Leaving out every picture, quote the data below exactly as it appears.

Stored rows →
==========

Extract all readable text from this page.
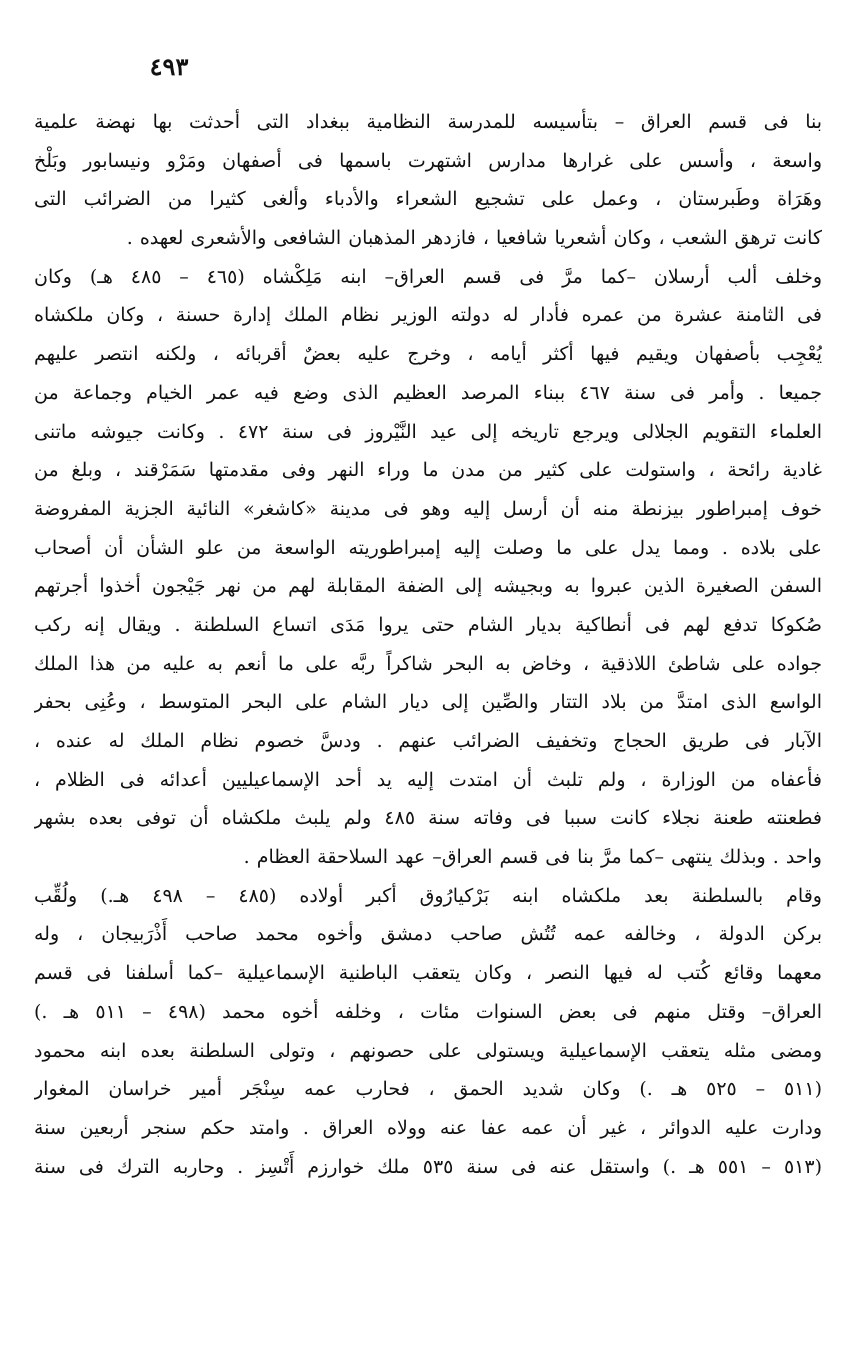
٤٩٣
بنا فى قسم العراق – بتأسيسه للمدرسة النظامية ببغداد التى أحدثت بها نهضة علمية
واسعة ، وأسس على غرارها مدارس اشتهرت باسمها فى أصفهان ومَرْو ونيسابور وبَلْخ
وهَرَاة وطَبرستان ، وعمل على تشجيع الشعراء والأدباء وألغى كثيرا من الضرائب التى
كانت ترهق الشعب ، وكان أشعريا شافعيا ، فازدهر المذهبان الشافعى والأشعرى لعهده .
وخلف ألب أرسلان –كما مرَّ فى قسم العراق– ابنه مَلِكْشاه (٤٦٥ – ٤٨٥ هـ) وكان
فى الثامنة عشرة من عمره فأدار له دولته الوزير نظام الملك إدارة حسنة ، وكان ملكشاه
يُعْجِب بأصفهان ويقيم فيها أكثر أيامه ، وخرج عليه بعضٌ أقربائه ، ولكنه انتصر عليهم
جميعا . وأمر فى سنة ٤٦٧ ببناء المرصد العظيم الذى وضع فيه عمر الخيام وجماعة من
العلماء التقويم الجلالى ويرجع تاريخه إلى عيد النَّيْروز فى سنة ٤٧٢ . وكانت جيوشه ماتنى
غادية رائحة ، واستولت على كثير من مدن ما وراء النهر وفى مقدمتها سَمَرْقند ، وبلغ من
خوف إمبراطور بيزنطة منه أن أرسل إليه وهو فى مدينة «كاشغر» النائية الجزية المفروضة
على بلاده . ومما يدل على ما وصلت إليه إمبراطوريته الواسعة من علو الشأن أن أصحاب
السفن الصغيرة الذين عبروا به وبجيشه إلى الضفة المقابلة لهم من نهر جَيْجون أخذوا أجرتهم
صُكوكا تدفع لهم فى أنطاكية بديار الشام حتى يروا مَدَى اتساع السلطنة . ويقال إنه ركب
جواده على شاطئ اللاذقية ، وخاض به البحر شاكراً ربَّه على ما أنعم به عليه من هذا الملك
الواسع الذى امتدَّ من بلاد التتار والصِّين إلى ديار الشام على البحر المتوسط ، وعُنِى بحفر
الآبار فى طريق الحجاج وتخفيف الضرائب عنهم . ودسَّ خصوم نظام الملك له عنده ،
فأعفاه من الوزارة ، ولم تلبث أن امتدت إليه يد أحد الإسماعيليين أعدائه فى الظلام ،
فطعنته طعنة نجلاء كانت سببا فى وفاته سنة ٤٨٥ ولم يلبث ملكشاه أن توفى بعده بشهر
واحد . وبذلك ينتهى –كما مرَّ بنا فى قسم العراق– عهد السلاحقة العظام .
وقام بالسلطنة بعد ملكشاه ابنه بَرْكيارُوق أكبر أولاده (٤٨٥ – ٤٩٨ هـ.) ولُقِّب
بركن الدولة ، وخالفه عمه تُتُش صاحب دمشق وأخوه محمد صاحب أَذْرَبيجان ، وله
معهما وقائع كُتب له فيها النصر ، وكان يتعقب الباطنية الإسماعيلية –كما أسلفنا فى قسم
العراق– وقتل منهم فى بعض السنوات مئات ، وخلفه أخوه محمد (٤٩٨ – ٥١١ هـ .)
ومضى مثله يتعقب الإسماعيلية ويستولى على حصونهم ، وتولى السلطنة بعده ابنه محمود
(٥١١ – ٥٢٥ هـ .) وكان شديد الحمق ، فحارب عمه سِنْجَر أمير خراسان المغوار
ودارت عليه الدوائر ، غير أن عمه عفا عنه وولاه العراق . وامتد حكم سنجر أربعين سنة
(٥١٣ – ٥٥١ هـ .) واستقل عنه فى سنة ٥٣٥ ملك خوارزم أَتْسِز . وحاربه الترك فى سنة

==========

Exercise output →
Extract all readable text from this page.
٤٩٣
بنا فى قسم العراق – بتأسيسه للمدرسة النظامية ببغداد التى أحدثت بها نهضة علمية
واسعة ، وأسس على غرارها مدارس اشتهرت باسمها فى أصفهان ومَرْو ونيسابور وبَلْخ
وهَرَاة وطَبرستان ، وعمل على تشجيع الشعراء والأدباء وألغى كثيرا من الضرائب التى
كانت ترهق الشعب ، وكان أشعريا شافعيا ، فازدهر المذهبان الشافعى والأشعرى لعهده .
وخلف ألب أرسلان –كما مرَّ فى قسم العراق– ابنه مَلِكْشاه (٤٦٥ – ٤٨٥ هـ) وكان
فى الثامنة عشرة من عمره فأدار له دولته الوزير نظام الملك إدارة حسنة ، وكان ملكشاه
يُعْجِب بأصفهان ويقيم فيها أكثر أيامه ، وخرج عليه بعضٌ أقربائه ، ولكنه انتصر عليهم
جميعا . وأمر فى سنة ٤٦٧ ببناء المرصد العظيم الذى وضع فيه عمر الخيام وجماعة من
العلماء التقويم الجلالى ويرجع تاريخه إلى عيد النَّيْروز فى سنة ٤٧٢ . وكانت جيوشه ماتنى
غادية رائحة ، واستولت على كثير من مدن ما وراء النهر وفى مقدمتها سَمَرْقند ، وبلغ من
خوف إمبراطور بيزنطة منه أن أرسل إليه وهو فى مدينة «كاشغر» النائية الجزية المفروضة
على بلاده . ومما يدل على ما وصلت إليه إمبراطوريته الواسعة من علو الشأن أن أصحاب
السفن الصغيرة الذين عبروا به وبجيشه إلى الضفة المقابلة لهم من نهر جَيْجون أخذوا أجرتهم
صُكوكا تدفع لهم فى أنطاكية بديار الشام حتى يروا مَدَى اتساع السلطنة . ويقال إنه ركب
جواده على شاطئ اللاذقية ، وخاض به البحر شاكراً ربَّه على ما أنعم به عليه من هذا الملك
الواسع الذى امتدَّ من بلاد التتار والصِّين إلى ديار الشام على البحر المتوسط ، وعُنِى بحفر
الآبار فى طريق الحجاج وتخفيف الضرائب عنهم . ودسَّ خصوم نظام الملك له عنده ،
فأعفاه من الوزارة ، ولم تلبث أن امتدت إليه يد أحد الإسماعيليين أعدائه فى الظلام ،
فطعنته طعنة نجلاء كانت سببا فى وفاته سنة ٤٨٥ ولم يلبث ملكشاه أن توفى بعده بشهر
واحد . وبذلك ينتهى –كما مرَّ بنا فى قسم العراق– عهد السلاحقة العظام .
وقام بالسلطنة بعد ملكشاه ابنه بَرْكيارُوق أكبر أولاده (٤٨٥ – ٤٩٨ هـ.) ولُقِّب
بركن الدولة ، وخالفه عمه تُتُش صاحب دمشق وأخوه محمد صاحب أَذْرَبيجان ، وله
معهما وقائع كُتب له فيها النصر ، وكان يتعقب الباطنية الإسماعيلية –كما أسلفنا فى قسم
العراق– وقتل منهم فى بعض السنوات مئات ، وخلفه أخوه محمد (٤٩٨ – ٥١١ هـ .)
ومضى مثله يتعقب الإسماعيلية ويستولى على حصونهم ، وتولى السلطنة بعده ابنه محمود
(٥١١ – ٥٢٥ هـ .) وكان شديد الحمق ، فحارب عمه سِنْجَر أمير خراسان المغوار
ودارت عليه الدوائر ، غير أن عمه عفا عنه وولاه العراق . وامتد حكم سنجر أربعين سنة
(٥١٣ – ٥٥١ هـ .) واستقل عنه فى سنة ٥٣٥ ملك خوارزم أَتْسِز . وحاربه الترك فى سنة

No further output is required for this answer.